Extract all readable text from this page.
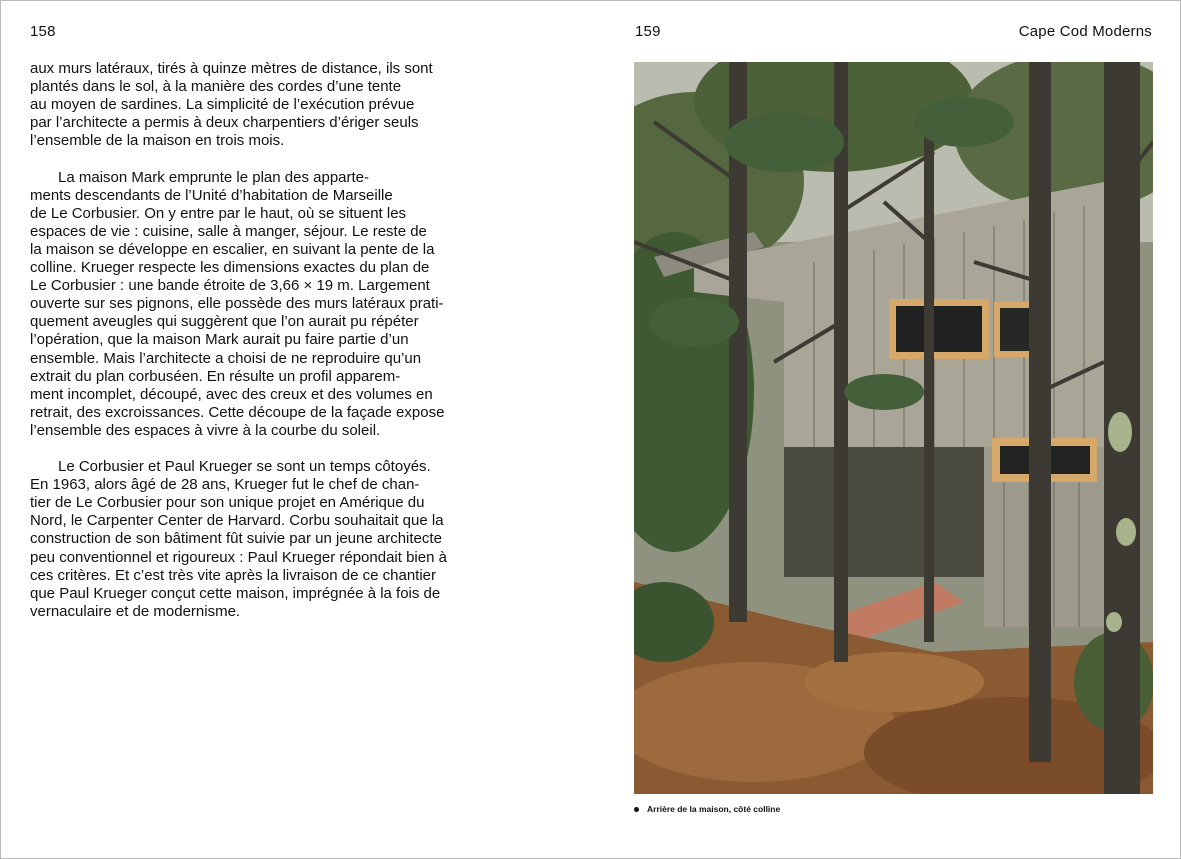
158	159	Cape Cod Moderns

aux murs latéraux, tirés à quinze mètres de distance, ils sont
plantés dans le sol, à la manière des cordes d’une tente
au moyen de sardines. La simplicité de l’exécution prévue
par l’architecte a permis à deux charpentiers d’ériger seuls
l’ensemble de la maison en trois mois.

La maison Mark emprunte le plan des apparte-
ments descendants de l’Unité d’habitation de Marseille
de Le Corbusier. On y entre par le haut, où se situent les
espaces de vie : cuisine, salle à manger, séjour. Le reste de
la maison se développe en escalier, en suivant la pente de la
colline. Krueger respecte les dimensions exactes du plan de
Le Corbusier : une bande étroite de 3,66 × 19 m. Largement
ouverte sur ses pignons, elle possède des murs latéraux prati-
quement aveugles qui suggèrent que l’on aurait pu répéter
l’opération, que la maison Mark aurait pu faire partie d’un
ensemble. Mais l’architecte a choisi de ne reproduire qu’un
extrait du plan corbuséen. En résulte un profil apparem-
ment incomplet, découpé, avec des creux et des volumes en
retrait, des excroissances. Cette découpe de la façade expose
l’ensemble des espaces à vivre à la courbe du soleil.

Le Corbusier et Paul Krueger se sont un temps côtoyés.
En 1963, alors âgé de 28 ans, Krueger fut le chef de chan-
tier de Le Corbusier pour son unique projet en Amérique du
Nord, le Carpenter Center de Harvard. Corbu souhaitait que la
construction de son bâtiment fût suivie par un jeune architecte
peu conventionnel et rigoureux : Paul Krueger répondait bien à
ces critères. Et c’est très vite après la livraison de ce chantier
que Paul Krueger conçut cette maison, imprégnée à la fois de
vernaculaire et de modernisme.

Arrière de la maison, côté colline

***

#### Given instruction
Check each line above for the word "Mark" and copy the ones that have it.

#### Correct answer
La maison Mark emprunte le plan des apparte-
l’opération, que la maison Mark aurait pu faire partie d’un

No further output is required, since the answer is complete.